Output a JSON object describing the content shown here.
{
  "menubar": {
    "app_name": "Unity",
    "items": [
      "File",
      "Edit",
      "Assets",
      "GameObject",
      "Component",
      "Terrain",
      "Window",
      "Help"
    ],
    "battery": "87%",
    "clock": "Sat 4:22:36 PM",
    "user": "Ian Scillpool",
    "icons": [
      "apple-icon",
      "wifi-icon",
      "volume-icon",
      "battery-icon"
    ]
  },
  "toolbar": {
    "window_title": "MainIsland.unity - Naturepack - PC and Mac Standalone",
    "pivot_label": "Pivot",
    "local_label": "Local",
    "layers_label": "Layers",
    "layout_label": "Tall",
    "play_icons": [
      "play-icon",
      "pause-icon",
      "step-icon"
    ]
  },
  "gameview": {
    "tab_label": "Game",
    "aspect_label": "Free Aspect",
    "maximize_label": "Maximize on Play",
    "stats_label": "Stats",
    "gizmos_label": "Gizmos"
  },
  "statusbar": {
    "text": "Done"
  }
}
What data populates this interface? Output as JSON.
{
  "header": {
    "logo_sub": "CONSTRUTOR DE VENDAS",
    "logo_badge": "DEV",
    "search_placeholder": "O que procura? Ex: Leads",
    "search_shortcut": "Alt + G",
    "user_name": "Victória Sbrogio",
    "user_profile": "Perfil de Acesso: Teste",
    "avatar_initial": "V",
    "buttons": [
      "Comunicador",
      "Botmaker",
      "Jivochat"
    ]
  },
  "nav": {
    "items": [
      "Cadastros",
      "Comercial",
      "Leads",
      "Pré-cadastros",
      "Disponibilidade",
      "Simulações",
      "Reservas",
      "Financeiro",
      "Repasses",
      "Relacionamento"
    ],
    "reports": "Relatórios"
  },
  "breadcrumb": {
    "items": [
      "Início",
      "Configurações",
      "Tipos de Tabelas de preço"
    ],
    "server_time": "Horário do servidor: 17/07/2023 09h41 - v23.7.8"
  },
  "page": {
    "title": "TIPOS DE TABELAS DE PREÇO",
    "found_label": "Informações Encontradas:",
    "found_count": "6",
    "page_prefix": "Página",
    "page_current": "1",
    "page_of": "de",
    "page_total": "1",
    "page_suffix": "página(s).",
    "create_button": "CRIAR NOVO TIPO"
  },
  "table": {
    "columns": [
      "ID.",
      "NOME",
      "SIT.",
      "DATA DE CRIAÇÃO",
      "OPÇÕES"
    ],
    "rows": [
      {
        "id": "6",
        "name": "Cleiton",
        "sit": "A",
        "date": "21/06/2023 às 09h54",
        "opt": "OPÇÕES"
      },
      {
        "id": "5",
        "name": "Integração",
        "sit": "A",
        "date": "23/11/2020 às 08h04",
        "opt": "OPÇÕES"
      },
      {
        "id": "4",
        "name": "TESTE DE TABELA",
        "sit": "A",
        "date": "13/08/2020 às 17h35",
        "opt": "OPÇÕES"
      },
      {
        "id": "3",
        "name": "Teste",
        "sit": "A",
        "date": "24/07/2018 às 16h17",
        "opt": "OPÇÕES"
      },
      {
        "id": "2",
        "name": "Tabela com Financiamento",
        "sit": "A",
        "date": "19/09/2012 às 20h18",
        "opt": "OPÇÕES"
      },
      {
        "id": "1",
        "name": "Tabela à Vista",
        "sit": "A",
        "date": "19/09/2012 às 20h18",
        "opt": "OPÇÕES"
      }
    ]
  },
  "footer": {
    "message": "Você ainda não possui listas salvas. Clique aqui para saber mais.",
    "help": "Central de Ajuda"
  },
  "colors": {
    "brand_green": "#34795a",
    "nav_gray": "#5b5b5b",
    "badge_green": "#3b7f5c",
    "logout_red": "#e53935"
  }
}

------------

▶ What is being asked
The lines above form a set of records; determine how many of them contain the string "JSON" and give that number alone.

▶ Output
2